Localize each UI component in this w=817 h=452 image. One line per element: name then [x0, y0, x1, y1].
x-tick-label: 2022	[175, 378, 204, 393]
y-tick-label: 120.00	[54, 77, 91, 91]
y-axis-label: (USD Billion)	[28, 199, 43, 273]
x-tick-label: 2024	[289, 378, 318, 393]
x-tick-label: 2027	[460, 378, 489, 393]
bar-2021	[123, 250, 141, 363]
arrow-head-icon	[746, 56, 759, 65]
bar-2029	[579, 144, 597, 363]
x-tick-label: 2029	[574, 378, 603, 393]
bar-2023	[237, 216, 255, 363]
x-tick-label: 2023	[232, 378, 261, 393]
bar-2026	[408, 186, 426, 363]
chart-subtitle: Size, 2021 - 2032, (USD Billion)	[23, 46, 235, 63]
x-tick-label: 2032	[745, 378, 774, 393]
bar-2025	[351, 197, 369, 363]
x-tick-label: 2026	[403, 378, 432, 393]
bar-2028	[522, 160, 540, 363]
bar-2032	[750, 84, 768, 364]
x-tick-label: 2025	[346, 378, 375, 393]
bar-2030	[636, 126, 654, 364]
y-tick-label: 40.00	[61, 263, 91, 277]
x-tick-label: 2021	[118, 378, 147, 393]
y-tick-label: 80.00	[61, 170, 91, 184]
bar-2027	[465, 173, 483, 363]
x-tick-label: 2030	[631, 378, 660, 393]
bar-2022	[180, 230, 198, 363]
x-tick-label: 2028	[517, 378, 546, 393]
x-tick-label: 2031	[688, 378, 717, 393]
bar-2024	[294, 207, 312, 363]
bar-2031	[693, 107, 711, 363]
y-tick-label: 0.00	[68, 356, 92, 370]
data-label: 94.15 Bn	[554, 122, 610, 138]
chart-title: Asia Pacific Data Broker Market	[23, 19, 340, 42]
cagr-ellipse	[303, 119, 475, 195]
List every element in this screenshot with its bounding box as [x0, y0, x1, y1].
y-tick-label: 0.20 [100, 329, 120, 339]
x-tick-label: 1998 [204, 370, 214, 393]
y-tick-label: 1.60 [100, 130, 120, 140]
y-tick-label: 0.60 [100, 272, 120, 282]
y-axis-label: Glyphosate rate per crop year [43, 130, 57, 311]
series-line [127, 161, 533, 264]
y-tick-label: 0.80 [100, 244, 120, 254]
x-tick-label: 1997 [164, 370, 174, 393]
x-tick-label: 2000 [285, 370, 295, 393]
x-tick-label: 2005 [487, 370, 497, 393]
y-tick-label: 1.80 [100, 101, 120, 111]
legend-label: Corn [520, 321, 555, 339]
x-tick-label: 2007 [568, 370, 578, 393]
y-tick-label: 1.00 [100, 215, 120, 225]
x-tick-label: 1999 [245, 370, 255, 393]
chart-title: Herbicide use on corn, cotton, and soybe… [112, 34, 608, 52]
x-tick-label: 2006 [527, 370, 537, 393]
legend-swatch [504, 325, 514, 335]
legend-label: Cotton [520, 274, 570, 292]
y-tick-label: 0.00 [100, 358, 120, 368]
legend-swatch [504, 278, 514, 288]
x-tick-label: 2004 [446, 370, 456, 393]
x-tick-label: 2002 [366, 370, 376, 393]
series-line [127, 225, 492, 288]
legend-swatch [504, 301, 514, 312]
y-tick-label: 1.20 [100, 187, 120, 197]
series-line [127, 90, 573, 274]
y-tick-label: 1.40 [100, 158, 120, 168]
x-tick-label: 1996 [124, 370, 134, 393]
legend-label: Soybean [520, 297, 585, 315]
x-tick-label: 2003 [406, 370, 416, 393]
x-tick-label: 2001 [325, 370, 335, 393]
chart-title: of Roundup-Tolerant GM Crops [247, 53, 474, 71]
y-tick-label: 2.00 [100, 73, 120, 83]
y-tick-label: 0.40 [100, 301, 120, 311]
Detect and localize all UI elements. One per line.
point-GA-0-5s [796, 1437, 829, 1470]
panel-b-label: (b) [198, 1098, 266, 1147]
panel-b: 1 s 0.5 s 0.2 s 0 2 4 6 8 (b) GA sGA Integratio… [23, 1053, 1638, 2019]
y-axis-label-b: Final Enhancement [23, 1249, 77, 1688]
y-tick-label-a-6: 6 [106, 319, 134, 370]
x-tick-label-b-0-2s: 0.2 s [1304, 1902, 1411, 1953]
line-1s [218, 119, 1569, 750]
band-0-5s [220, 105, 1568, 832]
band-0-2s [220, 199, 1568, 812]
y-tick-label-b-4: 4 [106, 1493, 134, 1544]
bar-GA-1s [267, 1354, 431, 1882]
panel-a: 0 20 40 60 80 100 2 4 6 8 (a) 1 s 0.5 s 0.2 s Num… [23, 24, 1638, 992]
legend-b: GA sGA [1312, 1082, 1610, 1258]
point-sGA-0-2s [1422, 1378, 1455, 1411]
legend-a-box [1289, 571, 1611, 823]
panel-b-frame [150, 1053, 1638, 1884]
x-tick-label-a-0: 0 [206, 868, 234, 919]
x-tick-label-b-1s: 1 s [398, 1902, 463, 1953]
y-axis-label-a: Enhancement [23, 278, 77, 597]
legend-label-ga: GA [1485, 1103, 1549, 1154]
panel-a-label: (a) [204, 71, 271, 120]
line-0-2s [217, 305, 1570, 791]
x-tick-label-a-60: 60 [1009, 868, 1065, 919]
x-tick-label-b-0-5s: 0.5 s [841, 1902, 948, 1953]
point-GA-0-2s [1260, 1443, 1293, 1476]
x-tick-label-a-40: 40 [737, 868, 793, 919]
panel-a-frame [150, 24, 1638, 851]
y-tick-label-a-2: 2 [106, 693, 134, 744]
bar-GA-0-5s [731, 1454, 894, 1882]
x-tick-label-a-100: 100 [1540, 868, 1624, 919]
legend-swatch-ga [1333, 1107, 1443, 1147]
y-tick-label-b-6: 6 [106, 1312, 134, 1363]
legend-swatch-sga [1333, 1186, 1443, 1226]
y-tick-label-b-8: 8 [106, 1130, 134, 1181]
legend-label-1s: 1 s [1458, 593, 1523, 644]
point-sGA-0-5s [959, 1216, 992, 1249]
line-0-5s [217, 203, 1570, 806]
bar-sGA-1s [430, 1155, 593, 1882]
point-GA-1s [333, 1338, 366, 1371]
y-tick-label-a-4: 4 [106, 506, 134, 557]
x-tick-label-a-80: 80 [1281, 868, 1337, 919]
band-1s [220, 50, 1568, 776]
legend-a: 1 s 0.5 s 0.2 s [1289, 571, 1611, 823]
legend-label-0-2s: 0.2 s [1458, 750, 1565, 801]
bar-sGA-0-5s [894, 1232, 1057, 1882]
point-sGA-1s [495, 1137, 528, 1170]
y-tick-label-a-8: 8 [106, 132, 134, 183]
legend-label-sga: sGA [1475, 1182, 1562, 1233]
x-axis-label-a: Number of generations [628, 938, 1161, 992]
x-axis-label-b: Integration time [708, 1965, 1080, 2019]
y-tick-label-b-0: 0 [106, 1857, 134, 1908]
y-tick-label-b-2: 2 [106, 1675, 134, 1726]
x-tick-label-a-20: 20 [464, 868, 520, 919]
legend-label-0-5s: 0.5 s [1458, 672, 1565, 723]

§ **What you will do**
Copy out all of the material above, word for word and line by line.

§ **Worked solution**
Localize each UI component in this w=817 h=452 image. One line per element: name then [x0, y0, x1, y1].
x-tick-label: 2022	[175, 378, 204, 393]
y-tick-label: 120.00	[54, 77, 91, 91]
y-axis-label: (USD Billion)	[28, 199, 43, 273]
x-tick-label: 2024	[289, 378, 318, 393]
x-tick-label: 2027	[460, 378, 489, 393]
bar-2021	[123, 250, 141, 363]
arrow-head-icon	[746, 56, 759, 65]
bar-2029	[579, 144, 597, 363]
x-tick-label: 2029	[574, 378, 603, 393]
bar-2023	[237, 216, 255, 363]
x-tick-label: 2023	[232, 378, 261, 393]
bar-2026	[408, 186, 426, 363]
chart-subtitle: Size, 2021 - 2032, (USD Billion)	[23, 46, 235, 63]
x-tick-label: 2032	[745, 378, 774, 393]
bar-2025	[351, 197, 369, 363]
x-tick-label: 2026	[403, 378, 432, 393]
bar-2028	[522, 160, 540, 363]
bar-2032	[750, 84, 768, 364]
x-tick-label: 2025	[346, 378, 375, 393]
bar-2030	[636, 126, 654, 364]
y-tick-label: 40.00	[61, 263, 91, 277]
x-tick-label: 2021	[118, 378, 147, 393]
y-tick-label: 80.00	[61, 170, 91, 184]
bar-2027	[465, 173, 483, 363]
x-tick-label: 2030	[631, 378, 660, 393]
bar-2022	[180, 230, 198, 363]
x-tick-label: 2028	[517, 378, 546, 393]
x-tick-label: 2031	[688, 378, 717, 393]
bar-2024	[294, 207, 312, 363]
bar-2031	[693, 107, 711, 363]
y-tick-label: 0.00	[68, 356, 92, 370]
data-label: 94.15 Bn	[554, 122, 610, 138]
chart-title: Asia Pacific Data Broker Market	[23, 19, 340, 42]
cagr-ellipse	[303, 119, 475, 195]
List every element in this screenshot with its bounding box as [x0, y0, x1, y1].
y-tick-label: 0.20 [100, 329, 120, 339]
x-tick-label: 1998 [204, 370, 214, 393]
y-tick-label: 1.60 [100, 130, 120, 140]
y-tick-label: 0.60 [100, 272, 120, 282]
y-axis-label: Glyphosate rate per crop year [43, 130, 57, 311]
series-line [127, 161, 533, 264]
y-tick-label: 0.80 [100, 244, 120, 254]
x-tick-label: 1997 [164, 370, 174, 393]
x-tick-label: 2000 [285, 370, 295, 393]
x-tick-label: 2005 [487, 370, 497, 393]
y-tick-label: 1.80 [100, 101, 120, 111]
legend-label: Corn [520, 321, 555, 339]
x-tick-label: 2007 [568, 370, 578, 393]
y-tick-label: 1.00 [100, 215, 120, 225]
x-tick-label: 1999 [245, 370, 255, 393]
chart-title: Herbicide use on corn, cotton, and soybe… [112, 34, 608, 52]
x-tick-label: 2006 [527, 370, 537, 393]
legend-swatch [504, 325, 514, 335]
legend-label: Cotton [520, 274, 570, 292]
y-tick-label: 0.00 [100, 358, 120, 368]
legend-swatch [504, 278, 514, 288]
x-tick-label: 2004 [446, 370, 456, 393]
x-tick-label: 2002 [366, 370, 376, 393]
series-line [127, 225, 492, 288]
legend-swatch [504, 301, 514, 312]
y-tick-label: 1.20 [100, 187, 120, 197]
series-line [127, 90, 573, 274]
y-tick-label: 1.40 [100, 158, 120, 168]
x-tick-label: 1996 [124, 370, 134, 393]
legend-label: Soybean [520, 297, 585, 315]
x-tick-label: 2003 [406, 370, 416, 393]
x-tick-label: 2001 [325, 370, 335, 393]
chart-title: of Roundup-Tolerant GM Crops [247, 53, 474, 71]
y-tick-label: 2.00 [100, 73, 120, 83]
y-tick-label: 0.40 [100, 301, 120, 311]
Detect and localize all UI elements. One per line.
point-GA-0-5s [796, 1437, 829, 1470]
panel-b-label: (b) [198, 1098, 266, 1147]
panel-b: 1 s 0.5 s 0.2 s 0 2 4 6 8 (b) GA sGA Integratio… [23, 1053, 1638, 2019]
y-axis-label-b: Final Enhancement [23, 1249, 77, 1688]
y-tick-label-a-6: 6 [106, 319, 134, 370]
x-tick-label-b-0-2s: 0.2 s [1304, 1902, 1411, 1953]
line-1s [218, 119, 1569, 750]
band-0-5s [220, 105, 1568, 832]
band-0-2s [220, 199, 1568, 812]
y-tick-label-b-4: 4 [106, 1493, 134, 1544]
bar-GA-1s [267, 1354, 431, 1882]
panel-a: 0 20 40 60 80 100 2 4 6 8 (a) 1 s 0.5 s 0.2 s Num… [23, 24, 1638, 992]
legend-b: GA sGA [1312, 1082, 1610, 1258]
point-sGA-0-2s [1422, 1378, 1455, 1411]
legend-a-box [1289, 571, 1611, 823]
panel-b-frame [150, 1053, 1638, 1884]
x-tick-label-a-0: 0 [206, 868, 234, 919]
x-tick-label-b-1s: 1 s [398, 1902, 463, 1953]
y-axis-label-a: Enhancement [23, 278, 77, 597]
legend-label-ga: GA [1485, 1103, 1549, 1154]
panel-a-label: (a) [204, 71, 271, 120]
line-0-2s [217, 305, 1570, 791]
x-tick-label-a-60: 60 [1009, 868, 1065, 919]
x-tick-label-b-0-5s: 0.5 s [841, 1902, 948, 1953]
point-GA-0-2s [1260, 1443, 1293, 1476]
x-tick-label-a-40: 40 [737, 868, 793, 919]
panel-a-frame [150, 24, 1638, 851]
y-tick-label-a-2: 2 [106, 693, 134, 744]
bar-GA-0-5s [731, 1454, 894, 1882]
x-tick-label-a-100: 100 [1540, 868, 1624, 919]
legend-swatch-ga [1333, 1107, 1443, 1147]
y-tick-label-b-6: 6 [106, 1312, 134, 1363]
legend-swatch-sga [1333, 1186, 1443, 1226]
y-tick-label-b-8: 8 [106, 1130, 134, 1181]
legend-label-1s: 1 s [1458, 593, 1523, 644]
point-sGA-0-5s [959, 1216, 992, 1249]
line-0-5s [217, 203, 1570, 806]
bar-sGA-1s [430, 1155, 593, 1882]
point-GA-1s [333, 1338, 366, 1371]
y-tick-label-a-4: 4 [106, 506, 134, 557]
x-tick-label-a-80: 80 [1281, 868, 1337, 919]
band-1s [220, 50, 1568, 776]
legend-a: 1 s 0.5 s 0.2 s [1289, 571, 1611, 823]
legend-label-0-2s: 0.2 s [1458, 750, 1565, 801]
bar-sGA-0-5s [894, 1232, 1057, 1882]
point-sGA-1s [495, 1137, 528, 1170]
y-tick-label-a-8: 8 [106, 132, 134, 183]
legend-label-sga: sGA [1475, 1182, 1562, 1233]
x-axis-label-a: Number of generations [628, 938, 1161, 992]
x-axis-label-b: Integration time [708, 1965, 1080, 2019]
y-tick-label-b-0: 0 [106, 1857, 134, 1908]
y-tick-label-b-2: 2 [106, 1675, 134, 1726]
x-tick-label-a-20: 20 [464, 868, 520, 919]
legend-label-0-5s: 0.5 s [1458, 672, 1565, 723]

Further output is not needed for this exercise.